◆ Written task:
Transcribe the full listing below exactly.

>> BEGIN Material supplied

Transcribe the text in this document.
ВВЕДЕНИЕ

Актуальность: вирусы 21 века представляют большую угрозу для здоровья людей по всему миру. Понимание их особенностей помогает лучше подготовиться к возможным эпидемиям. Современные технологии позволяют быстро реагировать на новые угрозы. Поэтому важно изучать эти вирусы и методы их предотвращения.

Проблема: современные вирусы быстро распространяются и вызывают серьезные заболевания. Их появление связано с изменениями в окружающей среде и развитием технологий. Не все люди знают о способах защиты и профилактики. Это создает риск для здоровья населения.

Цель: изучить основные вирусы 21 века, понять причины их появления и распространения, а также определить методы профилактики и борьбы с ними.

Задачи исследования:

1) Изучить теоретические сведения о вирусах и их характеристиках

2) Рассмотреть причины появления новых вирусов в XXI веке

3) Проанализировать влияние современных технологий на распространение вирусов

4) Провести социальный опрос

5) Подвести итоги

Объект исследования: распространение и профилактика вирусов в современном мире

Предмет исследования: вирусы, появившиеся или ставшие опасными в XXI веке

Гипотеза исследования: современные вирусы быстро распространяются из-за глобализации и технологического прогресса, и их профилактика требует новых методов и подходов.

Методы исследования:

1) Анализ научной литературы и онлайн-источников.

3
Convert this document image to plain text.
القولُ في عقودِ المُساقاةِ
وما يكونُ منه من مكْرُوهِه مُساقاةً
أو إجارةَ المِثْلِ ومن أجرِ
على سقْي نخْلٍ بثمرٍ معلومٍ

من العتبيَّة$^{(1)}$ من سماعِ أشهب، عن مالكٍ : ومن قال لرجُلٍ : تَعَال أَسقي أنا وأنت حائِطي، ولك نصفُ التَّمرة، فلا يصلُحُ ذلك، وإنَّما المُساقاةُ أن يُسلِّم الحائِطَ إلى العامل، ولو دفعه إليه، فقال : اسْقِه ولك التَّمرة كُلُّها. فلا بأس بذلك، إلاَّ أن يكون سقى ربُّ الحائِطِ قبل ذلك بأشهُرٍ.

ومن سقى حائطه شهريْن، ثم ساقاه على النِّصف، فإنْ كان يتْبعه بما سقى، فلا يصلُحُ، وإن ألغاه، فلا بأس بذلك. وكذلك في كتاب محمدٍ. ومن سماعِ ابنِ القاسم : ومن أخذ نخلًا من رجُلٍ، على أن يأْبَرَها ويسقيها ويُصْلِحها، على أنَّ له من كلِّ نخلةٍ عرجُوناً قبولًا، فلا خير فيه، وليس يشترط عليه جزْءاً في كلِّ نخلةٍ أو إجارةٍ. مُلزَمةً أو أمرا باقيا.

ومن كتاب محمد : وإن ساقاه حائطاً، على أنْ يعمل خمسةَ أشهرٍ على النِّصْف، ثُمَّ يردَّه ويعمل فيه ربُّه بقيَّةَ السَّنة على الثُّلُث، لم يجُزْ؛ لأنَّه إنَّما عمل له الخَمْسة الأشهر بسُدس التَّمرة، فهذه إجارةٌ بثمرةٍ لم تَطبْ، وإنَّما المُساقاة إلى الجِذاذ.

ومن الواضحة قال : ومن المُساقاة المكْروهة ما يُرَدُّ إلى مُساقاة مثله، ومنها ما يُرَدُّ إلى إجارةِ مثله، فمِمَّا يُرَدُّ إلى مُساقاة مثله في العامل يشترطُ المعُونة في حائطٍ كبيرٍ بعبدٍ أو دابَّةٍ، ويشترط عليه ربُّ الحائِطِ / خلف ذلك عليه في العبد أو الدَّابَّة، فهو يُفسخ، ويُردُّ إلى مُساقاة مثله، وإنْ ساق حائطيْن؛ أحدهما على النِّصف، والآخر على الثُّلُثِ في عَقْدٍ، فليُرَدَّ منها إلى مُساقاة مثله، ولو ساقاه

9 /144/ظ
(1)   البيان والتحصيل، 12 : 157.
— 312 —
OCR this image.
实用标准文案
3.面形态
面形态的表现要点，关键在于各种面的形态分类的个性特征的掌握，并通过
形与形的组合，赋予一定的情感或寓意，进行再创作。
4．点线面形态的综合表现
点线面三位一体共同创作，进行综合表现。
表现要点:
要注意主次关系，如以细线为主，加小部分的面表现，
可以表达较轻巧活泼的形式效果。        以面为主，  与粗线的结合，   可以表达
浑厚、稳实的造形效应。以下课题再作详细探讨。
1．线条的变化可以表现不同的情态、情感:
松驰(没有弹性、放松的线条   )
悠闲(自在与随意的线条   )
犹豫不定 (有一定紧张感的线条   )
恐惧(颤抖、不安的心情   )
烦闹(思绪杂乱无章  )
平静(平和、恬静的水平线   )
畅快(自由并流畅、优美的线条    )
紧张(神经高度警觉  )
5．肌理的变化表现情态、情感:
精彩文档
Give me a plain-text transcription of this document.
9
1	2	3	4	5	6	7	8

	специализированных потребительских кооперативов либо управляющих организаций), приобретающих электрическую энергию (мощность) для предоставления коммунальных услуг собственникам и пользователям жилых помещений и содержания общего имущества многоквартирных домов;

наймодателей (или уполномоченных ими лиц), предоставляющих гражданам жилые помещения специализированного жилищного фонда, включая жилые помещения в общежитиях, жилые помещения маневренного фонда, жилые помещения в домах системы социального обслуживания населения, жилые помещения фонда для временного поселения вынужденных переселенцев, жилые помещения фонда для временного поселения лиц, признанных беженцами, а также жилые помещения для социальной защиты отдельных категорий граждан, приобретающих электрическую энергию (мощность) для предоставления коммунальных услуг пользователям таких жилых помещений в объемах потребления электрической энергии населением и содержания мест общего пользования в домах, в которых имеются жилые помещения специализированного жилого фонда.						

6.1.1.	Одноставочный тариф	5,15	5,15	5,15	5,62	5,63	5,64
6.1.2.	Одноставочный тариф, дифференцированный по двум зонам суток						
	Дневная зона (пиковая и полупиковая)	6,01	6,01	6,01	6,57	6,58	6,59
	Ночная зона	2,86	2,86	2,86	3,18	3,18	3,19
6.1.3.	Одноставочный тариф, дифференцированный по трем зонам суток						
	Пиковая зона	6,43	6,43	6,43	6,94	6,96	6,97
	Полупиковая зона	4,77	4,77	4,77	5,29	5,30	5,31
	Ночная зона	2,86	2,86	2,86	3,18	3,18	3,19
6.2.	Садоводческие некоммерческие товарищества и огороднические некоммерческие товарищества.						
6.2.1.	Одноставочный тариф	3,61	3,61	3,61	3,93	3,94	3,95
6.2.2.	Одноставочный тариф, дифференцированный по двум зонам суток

>> END Material supplied

◆ Answer to this exercise:
Transcribe the text in this document.
ВВЕДЕНИЕ

Актуальность: вирусы 21 века представляют большую угрозу для здоровья людей по всему миру. Понимание их особенностей помогает лучше подготовиться к возможным эпидемиям. Современные технологии позволяют быстро реагировать на новые угрозы. Поэтому важно изучать эти вирусы и методы их предотвращения.

Проблема: современные вирусы быстро распространяются и вызывают серьезные заболевания. Их появление связано с изменениями в окружающей среде и развитием технологий. Не все люди знают о способах защиты и профилактики. Это создает риск для здоровья населения.

Цель: изучить основные вирусы 21 века, понять причины их появления и распространения, а также определить методы профилактики и борьбы с ними.

Задачи исследования:

1) Изучить теоретические сведения о вирусах и их характеристиках

2) Рассмотреть причины появления новых вирусов в XXI веке

3) Проанализировать влияние современных технологий на распространение вирусов

4) Провести социальный опрос

5) Подвести итоги

Объект исследования: распространение и профилактика вирусов в современном мире

Предмет исследования: вирусы, появившиеся или ставшие опасными в XXI веке

Гипотеза исследования: современные вирусы быстро распространяются из-за глобализации и технологического прогресса, и их профилактика требует новых методов и подходов.

Методы исследования:

1) Анализ научной литературы и онлайн-источников.

3
Convert this document image to plain text.
القولُ في عقودِ المُساقاةِ
وما يكونُ منه من مكْرُوهِه مُساقاةً
أو إجارةَ المِثْلِ ومن أجرِ
على سقْي نخْلٍ بثمرٍ معلومٍ

من العتبيَّة$^{(1)}$ من سماعِ أشهب، عن مالكٍ : ومن قال لرجُلٍ : تَعَال أَسقي أنا وأنت حائِطي، ولك نصفُ التَّمرة، فلا يصلُحُ ذلك، وإنَّما المُساقاةُ أن يُسلِّم الحائِطَ إلى العامل، ولو دفعه إليه، فقال : اسْقِه ولك التَّمرة كُلُّها. فلا بأس بذلك، إلاَّ أن يكون سقى ربُّ الحائِطِ قبل ذلك بأشهُرٍ.

ومن سقى حائطه شهريْن، ثم ساقاه على النِّصف، فإنْ كان يتْبعه بما سقى، فلا يصلُحُ، وإن ألغاه، فلا بأس بذلك. وكذلك في كتاب محمدٍ. ومن سماعِ ابنِ القاسم : ومن أخذ نخلًا من رجُلٍ، على أن يأْبَرَها ويسقيها ويُصْلِحها، على أنَّ له من كلِّ نخلةٍ عرجُوناً قبولًا، فلا خير فيه، وليس يشترط عليه جزْءاً في كلِّ نخلةٍ أو إجارةٍ. مُلزَمةً أو أمرا باقيا.

ومن كتاب محمد : وإن ساقاه حائطاً، على أنْ يعمل خمسةَ أشهرٍ على النِّصْف، ثُمَّ يردَّه ويعمل فيه ربُّه بقيَّةَ السَّنة على الثُّلُث، لم يجُزْ؛ لأنَّه إنَّما عمل له الخَمْسة الأشهر بسُدس التَّمرة، فهذه إجارةٌ بثمرةٍ لم تَطبْ، وإنَّما المُساقاة إلى الجِذاذ.

ومن الواضحة قال : ومن المُساقاة المكْروهة ما يُرَدُّ إلى مُساقاة مثله، ومنها ما يُرَدُّ إلى إجارةِ مثله، فمِمَّا يُرَدُّ إلى مُساقاة مثله في العامل يشترطُ المعُونة في حائطٍ كبيرٍ بعبدٍ أو دابَّةٍ، ويشترط عليه ربُّ الحائِطِ / خلف ذلك عليه في العبد أو الدَّابَّة، فهو يُفسخ، ويُردُّ إلى مُساقاة مثله، وإنْ ساق حائطيْن؛ أحدهما على النِّصف، والآخر على الثُّلُثِ في عَقْدٍ، فليُرَدَّ منها إلى مُساقاة مثله، ولو ساقاه

9 /144/ظ
(1)   البيان والتحصيل، 12 : 157.
— 312 —
OCR this image.
实用标准文案
3.面形态
面形态的表现要点，关键在于各种面的形态分类的个性特征的掌握，并通过
形与形的组合，赋予一定的情感或寓意，进行再创作。
4．点线面形态的综合表现
点线面三位一体共同创作，进行综合表现。
表现要点:
要注意主次关系，如以细线为主，加小部分的面表现，
可以表达较轻巧活泼的形式效果。        以面为主，  与粗线的结合，   可以表达
浑厚、稳实的造形效应。以下课题再作详细探讨。
1．线条的变化可以表现不同的情态、情感:
松驰(没有弹性、放松的线条   )
悠闲(自在与随意的线条   )
犹豫不定 (有一定紧张感的线条   )
恐惧(颤抖、不安的心情   )
烦闹(思绪杂乱无章  )
平静(平和、恬静的水平线   )
畅快(自由并流畅、优美的线条    )
紧张(神经高度警觉  )
5．肌理的变化表现情态、情感:
精彩文档
Give me a plain-text transcription of this document.
9
1	2	3	4	5	6	7	8

	специализированных потребительских кооперативов либо управляющих организаций), приобретающих электрическую энергию (мощность) для предоставления коммунальных услуг собственникам и пользователям жилых помещений и содержания общего имущества многоквартирных домов;

наймодателей (или уполномоченных ими лиц), предоставляющих гражданам жилые помещения специализированного жилищного фонда, включая жилые помещения в общежитиях, жилые помещения маневренного фонда, жилые помещения в домах системы социального обслуживания населения, жилые помещения фонда для временного поселения вынужденных переселенцев, жилые помещения фонда для временного поселения лиц, признанных беженцами, а также жилые помещения для социальной защиты отдельных категорий граждан, приобретающих электрическую энергию (мощность) для предоставления коммунальных услуг пользователям таких жилых помещений в объемах потребления электрической энергии населением и содержания мест общего пользования в домах, в которых имеются жилые помещения специализированного жилого фонда.						

6.1.1.	Одноставочный тариф	5,15	5,15	5,15	5,62	5,63	5,64
6.1.2.	Одноставочный тариф, дифференцированный по двум зонам суток						
	Дневная зона (пиковая и полупиковая)	6,01	6,01	6,01	6,57	6,58	6,59
	Ночная зона	2,86	2,86	2,86	3,18	3,18	3,19
6.1.3.	Одноставочный тариф, дифференцированный по трем зонам суток						
	Пиковая зона	6,43	6,43	6,43	6,94	6,96	6,97
	Полупиковая зона	4,77	4,77	4,77	5,29	5,30	5,31
	Ночная зона	2,86	2,86	2,86	3,18	3,18	3,19
6.2.	Садоводческие некоммерческие товарищества и огороднические некоммерческие товарищества.						
6.2.1.	Одноставочный тариф	3,61	3,61	3,61	3,93	3,94	3,95
6.2.2.	Одноставочный тариф, дифференцированный по двум зонам суток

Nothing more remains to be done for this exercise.